[Stored entries]:

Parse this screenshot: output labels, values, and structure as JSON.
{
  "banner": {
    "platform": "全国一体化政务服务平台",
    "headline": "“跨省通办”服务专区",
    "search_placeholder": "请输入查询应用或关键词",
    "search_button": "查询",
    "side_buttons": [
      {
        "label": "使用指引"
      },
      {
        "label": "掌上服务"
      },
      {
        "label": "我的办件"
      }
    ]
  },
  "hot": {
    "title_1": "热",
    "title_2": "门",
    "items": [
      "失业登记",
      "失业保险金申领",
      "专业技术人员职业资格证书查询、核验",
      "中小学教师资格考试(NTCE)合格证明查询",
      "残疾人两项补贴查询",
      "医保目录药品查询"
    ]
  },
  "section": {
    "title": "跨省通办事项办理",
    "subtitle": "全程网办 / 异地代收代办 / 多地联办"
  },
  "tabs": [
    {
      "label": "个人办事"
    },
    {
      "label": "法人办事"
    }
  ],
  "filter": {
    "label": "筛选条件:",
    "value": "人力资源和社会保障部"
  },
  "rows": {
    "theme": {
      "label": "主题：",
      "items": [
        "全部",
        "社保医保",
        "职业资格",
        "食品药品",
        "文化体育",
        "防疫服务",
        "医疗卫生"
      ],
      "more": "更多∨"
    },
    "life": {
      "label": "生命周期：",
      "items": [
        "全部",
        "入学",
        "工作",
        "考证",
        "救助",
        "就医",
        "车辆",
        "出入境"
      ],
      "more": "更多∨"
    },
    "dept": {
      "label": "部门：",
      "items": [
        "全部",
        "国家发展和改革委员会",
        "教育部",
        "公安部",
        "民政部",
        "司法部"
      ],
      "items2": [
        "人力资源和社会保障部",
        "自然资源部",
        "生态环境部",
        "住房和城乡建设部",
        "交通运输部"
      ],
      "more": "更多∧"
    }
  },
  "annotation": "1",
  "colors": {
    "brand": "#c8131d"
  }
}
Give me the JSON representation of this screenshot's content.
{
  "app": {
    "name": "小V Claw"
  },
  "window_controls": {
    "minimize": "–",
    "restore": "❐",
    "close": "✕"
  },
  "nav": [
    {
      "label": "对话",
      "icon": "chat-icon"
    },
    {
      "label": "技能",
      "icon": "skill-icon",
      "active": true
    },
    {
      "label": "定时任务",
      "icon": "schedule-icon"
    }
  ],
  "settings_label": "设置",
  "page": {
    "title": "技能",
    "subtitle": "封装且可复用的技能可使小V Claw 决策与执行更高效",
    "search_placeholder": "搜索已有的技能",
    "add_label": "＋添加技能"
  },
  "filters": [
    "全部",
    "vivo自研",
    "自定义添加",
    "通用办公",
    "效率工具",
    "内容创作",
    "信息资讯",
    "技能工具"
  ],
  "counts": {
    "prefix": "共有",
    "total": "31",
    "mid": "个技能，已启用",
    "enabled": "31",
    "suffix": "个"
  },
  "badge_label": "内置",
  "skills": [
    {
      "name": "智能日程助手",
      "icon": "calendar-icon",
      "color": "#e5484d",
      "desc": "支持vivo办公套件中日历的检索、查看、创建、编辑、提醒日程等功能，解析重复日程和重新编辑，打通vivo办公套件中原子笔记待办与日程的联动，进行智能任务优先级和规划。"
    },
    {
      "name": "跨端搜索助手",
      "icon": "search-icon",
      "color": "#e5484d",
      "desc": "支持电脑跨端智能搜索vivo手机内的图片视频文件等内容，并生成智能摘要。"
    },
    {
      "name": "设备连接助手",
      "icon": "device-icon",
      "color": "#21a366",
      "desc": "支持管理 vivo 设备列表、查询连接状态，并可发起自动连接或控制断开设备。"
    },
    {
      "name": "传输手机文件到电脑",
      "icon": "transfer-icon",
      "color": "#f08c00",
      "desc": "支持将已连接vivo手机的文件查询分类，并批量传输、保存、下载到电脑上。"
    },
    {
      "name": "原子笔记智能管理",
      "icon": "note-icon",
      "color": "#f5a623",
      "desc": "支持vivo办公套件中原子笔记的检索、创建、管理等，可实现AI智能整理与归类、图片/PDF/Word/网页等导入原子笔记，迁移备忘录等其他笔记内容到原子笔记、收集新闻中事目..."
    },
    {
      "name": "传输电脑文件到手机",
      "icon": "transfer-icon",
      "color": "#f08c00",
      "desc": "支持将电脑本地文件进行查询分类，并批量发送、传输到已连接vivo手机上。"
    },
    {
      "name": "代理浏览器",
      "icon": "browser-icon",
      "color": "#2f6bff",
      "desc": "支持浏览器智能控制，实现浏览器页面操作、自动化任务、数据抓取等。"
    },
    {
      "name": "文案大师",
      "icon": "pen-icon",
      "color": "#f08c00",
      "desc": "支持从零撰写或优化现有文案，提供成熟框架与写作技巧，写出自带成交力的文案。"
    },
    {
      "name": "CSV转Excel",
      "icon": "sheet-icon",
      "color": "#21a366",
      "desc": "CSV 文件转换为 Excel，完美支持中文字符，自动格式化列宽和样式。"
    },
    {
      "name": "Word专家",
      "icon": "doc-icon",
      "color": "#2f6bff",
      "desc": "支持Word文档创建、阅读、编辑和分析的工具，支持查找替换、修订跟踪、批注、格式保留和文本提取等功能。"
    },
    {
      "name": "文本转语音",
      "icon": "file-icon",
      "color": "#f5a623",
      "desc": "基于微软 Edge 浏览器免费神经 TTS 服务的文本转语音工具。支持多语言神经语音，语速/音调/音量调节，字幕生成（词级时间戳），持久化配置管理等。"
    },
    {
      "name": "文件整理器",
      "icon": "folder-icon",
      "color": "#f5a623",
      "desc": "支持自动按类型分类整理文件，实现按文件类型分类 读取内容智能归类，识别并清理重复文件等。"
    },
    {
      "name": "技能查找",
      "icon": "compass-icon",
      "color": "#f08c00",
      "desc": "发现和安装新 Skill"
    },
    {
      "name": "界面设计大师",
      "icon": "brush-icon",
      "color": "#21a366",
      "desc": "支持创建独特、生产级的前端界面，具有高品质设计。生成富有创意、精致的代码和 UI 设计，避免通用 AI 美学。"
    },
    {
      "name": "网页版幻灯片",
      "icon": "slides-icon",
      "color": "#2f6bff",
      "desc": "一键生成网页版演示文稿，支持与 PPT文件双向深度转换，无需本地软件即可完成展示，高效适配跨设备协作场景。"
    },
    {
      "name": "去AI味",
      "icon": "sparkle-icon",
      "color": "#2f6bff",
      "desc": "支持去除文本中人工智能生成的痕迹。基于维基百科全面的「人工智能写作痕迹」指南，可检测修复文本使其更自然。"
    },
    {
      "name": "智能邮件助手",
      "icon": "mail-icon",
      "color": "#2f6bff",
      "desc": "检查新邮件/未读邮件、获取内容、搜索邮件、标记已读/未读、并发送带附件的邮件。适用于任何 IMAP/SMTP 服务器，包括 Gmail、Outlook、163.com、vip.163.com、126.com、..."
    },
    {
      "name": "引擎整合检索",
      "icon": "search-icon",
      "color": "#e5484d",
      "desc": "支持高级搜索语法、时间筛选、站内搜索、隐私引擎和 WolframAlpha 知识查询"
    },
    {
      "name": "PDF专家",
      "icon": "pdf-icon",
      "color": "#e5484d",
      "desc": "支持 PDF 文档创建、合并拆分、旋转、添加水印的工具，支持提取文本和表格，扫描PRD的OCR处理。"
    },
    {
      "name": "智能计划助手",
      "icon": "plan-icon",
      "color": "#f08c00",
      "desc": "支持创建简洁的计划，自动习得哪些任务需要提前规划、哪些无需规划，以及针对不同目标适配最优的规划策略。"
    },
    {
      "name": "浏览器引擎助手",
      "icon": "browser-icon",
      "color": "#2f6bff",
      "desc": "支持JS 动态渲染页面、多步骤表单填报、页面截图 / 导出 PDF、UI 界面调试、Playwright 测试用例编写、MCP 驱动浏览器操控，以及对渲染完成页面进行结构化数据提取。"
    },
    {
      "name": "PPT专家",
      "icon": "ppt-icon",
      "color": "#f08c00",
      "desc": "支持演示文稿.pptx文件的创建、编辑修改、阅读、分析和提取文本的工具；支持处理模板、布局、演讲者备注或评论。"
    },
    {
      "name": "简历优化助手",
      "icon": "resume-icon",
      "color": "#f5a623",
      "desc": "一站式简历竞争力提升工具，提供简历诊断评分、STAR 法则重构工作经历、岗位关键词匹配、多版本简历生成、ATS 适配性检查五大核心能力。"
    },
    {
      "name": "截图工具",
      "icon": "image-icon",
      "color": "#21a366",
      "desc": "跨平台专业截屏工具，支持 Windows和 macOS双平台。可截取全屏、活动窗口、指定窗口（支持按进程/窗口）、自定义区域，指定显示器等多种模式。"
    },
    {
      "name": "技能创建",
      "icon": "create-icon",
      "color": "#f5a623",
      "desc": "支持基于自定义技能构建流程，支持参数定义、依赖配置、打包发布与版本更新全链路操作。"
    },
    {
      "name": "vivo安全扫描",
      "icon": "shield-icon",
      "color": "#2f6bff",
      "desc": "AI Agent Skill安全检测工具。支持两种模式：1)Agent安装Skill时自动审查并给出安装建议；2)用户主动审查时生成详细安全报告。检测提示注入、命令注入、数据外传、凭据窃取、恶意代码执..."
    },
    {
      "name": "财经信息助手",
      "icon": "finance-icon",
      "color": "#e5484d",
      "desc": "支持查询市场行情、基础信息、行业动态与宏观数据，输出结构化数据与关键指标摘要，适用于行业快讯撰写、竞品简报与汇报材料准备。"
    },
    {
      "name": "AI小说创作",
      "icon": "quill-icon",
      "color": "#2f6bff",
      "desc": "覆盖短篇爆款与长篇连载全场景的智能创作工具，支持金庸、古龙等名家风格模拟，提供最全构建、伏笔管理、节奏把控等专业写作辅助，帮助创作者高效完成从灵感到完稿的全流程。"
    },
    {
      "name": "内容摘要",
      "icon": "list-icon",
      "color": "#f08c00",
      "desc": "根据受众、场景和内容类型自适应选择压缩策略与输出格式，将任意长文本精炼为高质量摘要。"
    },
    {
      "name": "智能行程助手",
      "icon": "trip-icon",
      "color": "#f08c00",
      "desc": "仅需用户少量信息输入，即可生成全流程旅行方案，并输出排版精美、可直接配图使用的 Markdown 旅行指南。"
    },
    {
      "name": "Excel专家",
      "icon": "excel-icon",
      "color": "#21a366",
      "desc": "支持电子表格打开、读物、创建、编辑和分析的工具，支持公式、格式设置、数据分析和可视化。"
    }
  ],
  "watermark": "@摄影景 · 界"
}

[REQUEST]: Report each line of the material above where the word "this" appears.

[EXERCISE RESULT]:
Parse this screenshot: output labels, values, and structure as JSON.
Give me the JSON representation of this screenshot's content.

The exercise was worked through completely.